Excerpt provided =
******

However, besides the possible interpretations mentioned above, the vortex state in the presence of the PME is still unclear. It is reported that not all samples show PME, even with similar nominal composition [9, 10]. Also the PME disappears after polishing the surface of the sample [5], indicating that surface configurations, such as defects and pinning centers, play an important role in the PME. Recently, a broad region of non-monotonic interaction was discussed in multi-band and type-II/1 superconductors [1113]. Giant PME may appear due to the non-monotonic vortex interactions [13], which may facilitate the trapping of magnetic flux. So far, experimental evidence of PME in type-II/1 superconductors is still lacking.

In this article, as an effort to understand the vortex behavior in a superconductor with non-monotonic vortex interactions, we studied the PME in a high quality ZrB12 single crystal ($2.48\times 2.48\times 0.72\,{\rm{m}}{\rm{m}}$). The ZrB12 crystal has a Ginzburg–Landau parameter of $\kappa \approx 0.8$, placing the sample right within the traditional type-I and type-II crossover regime [14, 15]. The non-monotonic vortex interactions have also been confirmed by direct visualization of the very inhomogeneous vortex pattern at low temperatures [15]. It was clearly observed that the surface superconductivity of ZrB12 [1618] favors the formation of PME according to the flux compression mechanism. Moreover, the upper critical field is low (∼600 Oe in [19]). This allows us to study the vortex behavior near the phase boundary, even at low temperatures. All the properties mentioned above make ZrB12 a perfect platform to study the PME.

We observe the expulsion of quantized flux trapped in the sample interior with increasing temperature after rapid field cooling, and the penetration of flux in the form of vortex clusters in the thermal fluctuation regime. The complex phase diagram is constructed and the magnetic relaxation effect studied, both of which support a transition from vortex solid to vortex liquid through a regime of strong thermal fluctuations. As a result, the PME can be understood by considering the interplay of the following mechanisms: (1) flux compression; (2) temperature dependence of vortex–pin interactions and vortex–vortex interactions; (3) thermal fluctuations.

******

Element box annotations:
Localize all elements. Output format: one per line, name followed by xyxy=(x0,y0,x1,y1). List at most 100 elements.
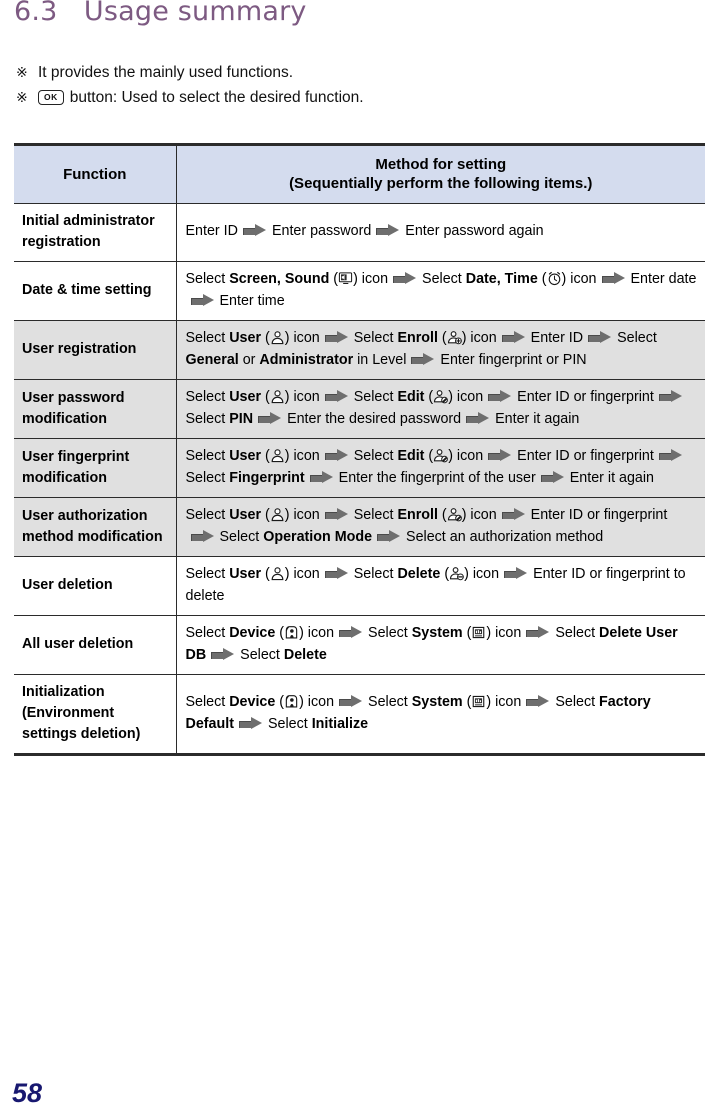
step-text: Select xyxy=(267,715,312,732)
step-keyword: Edit xyxy=(397,389,425,405)
next-step-arrow-icon xyxy=(588,331,612,343)
method-step: Enter it again xyxy=(570,470,654,486)
next-step-arrow-icon xyxy=(190,529,215,542)
system-icon xyxy=(471,694,486,709)
column-header-method-line1: Method for setting xyxy=(375,156,507,173)
method-step: Select User () icon xyxy=(186,448,320,464)
step-text: Select an authorization method xyxy=(406,528,604,545)
step-keyword: User xyxy=(229,448,262,464)
next-step-arrow-icon xyxy=(504,567,528,579)
step-text: Enter it again xyxy=(495,410,580,427)
method-step: Select Device () icon xyxy=(186,625,335,641)
method-step: Select Delete xyxy=(240,647,327,663)
row-function-name: Initialization (Environment settings del… xyxy=(14,674,177,756)
next-step-arrow-icon xyxy=(658,449,683,461)
next-step-arrow-icon xyxy=(501,508,526,520)
row-method-steps: Select User () icon Select Edit () icon En… xyxy=(176,379,705,439)
step-text: in Level xyxy=(353,351,407,368)
step-text: Select xyxy=(219,528,264,545)
user-icon xyxy=(270,389,285,404)
method-step: Enter password xyxy=(272,223,371,239)
column-header-method-line2: (Sequentially perform the following item… xyxy=(289,175,593,192)
method-step: Select Device () icon xyxy=(186,694,335,710)
table-row: All user deletion Select Device () icon Se… xyxy=(14,615,705,675)
next-step-arrow-icon xyxy=(324,390,349,402)
method-step: Select Fingerprint xyxy=(186,470,305,486)
user-icon xyxy=(270,507,285,522)
next-step-arrow-icon xyxy=(658,390,683,402)
method-step: Select PIN xyxy=(186,411,254,427)
table-row: User registration Select User () icon Sele… xyxy=(14,320,705,380)
usage-summary-table: Function Method for setting (Sequentiall… xyxy=(14,143,705,756)
next-step-arrow-icon xyxy=(190,293,215,306)
step-keyword: Administrator xyxy=(259,351,354,368)
step-text: Select xyxy=(185,507,230,523)
step-text: Enter password xyxy=(271,223,372,240)
column-header-function: Function xyxy=(14,143,177,204)
step-text: ( xyxy=(537,271,547,287)
method-step: Select Date, Time () icon xyxy=(422,271,596,287)
step-keyword: System xyxy=(411,694,463,710)
user-icon xyxy=(270,330,285,345)
row-function-name: Initial administrator registration xyxy=(14,203,177,262)
next-step-arrow-icon xyxy=(242,224,267,237)
step-text: Select xyxy=(555,625,600,641)
user-edit-icon xyxy=(433,389,449,404)
step-keyword: PIN xyxy=(229,410,254,427)
table-row: User deletion Select User () icon Select D… xyxy=(14,556,705,616)
step-text: icon xyxy=(289,389,320,405)
next-step-arrow-icon xyxy=(238,716,263,729)
step-text: Enter time xyxy=(219,292,285,309)
method-step: Enter ID or fingerprint xyxy=(517,389,654,405)
user-icon xyxy=(270,566,285,581)
step-text: ( xyxy=(437,507,447,523)
step-text: ( xyxy=(261,507,270,523)
step-text: icon xyxy=(303,625,335,641)
next-step-arrow-icon xyxy=(393,272,417,284)
step-text: Select xyxy=(185,566,230,582)
method-step: Select Enroll () icon xyxy=(354,507,497,523)
next-step-arrow-icon xyxy=(258,411,282,424)
step-text: Select xyxy=(422,271,466,287)
step-text: Select xyxy=(353,566,398,582)
method-step: Enter it again xyxy=(495,411,579,427)
user-edit-icon xyxy=(433,448,449,463)
step-text: icon xyxy=(566,271,597,287)
row-function-name: User deletion xyxy=(14,556,177,616)
method-step: Select Operation Mode xyxy=(220,529,373,545)
next-step-arrow-icon xyxy=(324,331,349,343)
user-add-icon xyxy=(447,330,462,345)
table-body: Initial administrator registration Enter … xyxy=(14,203,705,756)
row-function-name: User fingerprint modification xyxy=(14,438,177,498)
row-method-steps: Enter ID Enter password Enter password aga… xyxy=(176,203,705,262)
next-step-arrow-icon xyxy=(526,626,550,638)
step-text: ( xyxy=(462,694,472,710)
step-text: Select xyxy=(185,469,230,486)
next-step-arrow-icon xyxy=(601,272,626,284)
step-text: Enter ID or fingerprint xyxy=(517,448,654,464)
usage-summary-table-wrap: Function Method for setting (Sequentiall… xyxy=(14,143,705,756)
step-keyword: Operation Mode xyxy=(263,528,373,545)
step-text: ( xyxy=(440,566,450,582)
step-text: Enter the desired password xyxy=(287,410,462,427)
step-text: Enter ID xyxy=(185,223,238,240)
method-step: Select an authorization method xyxy=(406,529,603,545)
next-step-arrow-icon xyxy=(211,647,235,660)
step-text: ( xyxy=(261,389,270,405)
step-text: icon xyxy=(452,448,484,464)
step-text: ( xyxy=(424,448,434,464)
method-step: Select Screen, Sound () icon xyxy=(186,271,389,287)
step-text: Select xyxy=(555,694,600,710)
row-function-name: Date & time setting xyxy=(14,261,177,321)
method-step: Select User () icon xyxy=(186,389,320,405)
method-step: Select Delete () icon xyxy=(354,566,499,582)
user-delete-icon xyxy=(449,566,464,581)
note-line-2: ※ OK button: Used to select the desired … xyxy=(16,85,688,110)
row-function-name: User registration xyxy=(14,320,177,380)
step-text: Select xyxy=(368,625,412,641)
step-text: icon xyxy=(491,625,522,641)
step-text: Enter ID xyxy=(530,330,584,346)
clock-icon xyxy=(547,271,562,286)
method-step: Enter ID xyxy=(186,223,238,239)
step-text: icon xyxy=(289,448,320,464)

******

Exercise A = Please say whether each statement agrees with the ZrB12 excerpt, answering yes or no and quoting the words that decide it: (i) Polishing the surface of the sample makes the PME disappear. (ii) Experimental evidence of PME in type-II/1 superconductors is already established. (iii) Every sample with similar nominal composition shows PME.
Exercise B =
Answer these questions from the ZrB12 excerpt:
(i) What value is given for the upper critical field?
(ii) After what kind of cooling is the expulsion of trapped quantized flux observed?
(iii) Which three mechanisms together explain the PME?

Right answer A =
(i) Yes: "the PME disappears after polishing the surface of the sample"
(ii) No: "So far, experimental evidence of PME in type-II/1 superconductors is still lacking."
(iii) No: "not all samples show PME, even with similar nominal composition"

Right answer B =
(i) About 600 Oe.
(ii) Rapid field cooling.
(iii) Flux compression, the temperature dependence of vortex–pin and vortex–vortex interactions, and thermal fluctuations.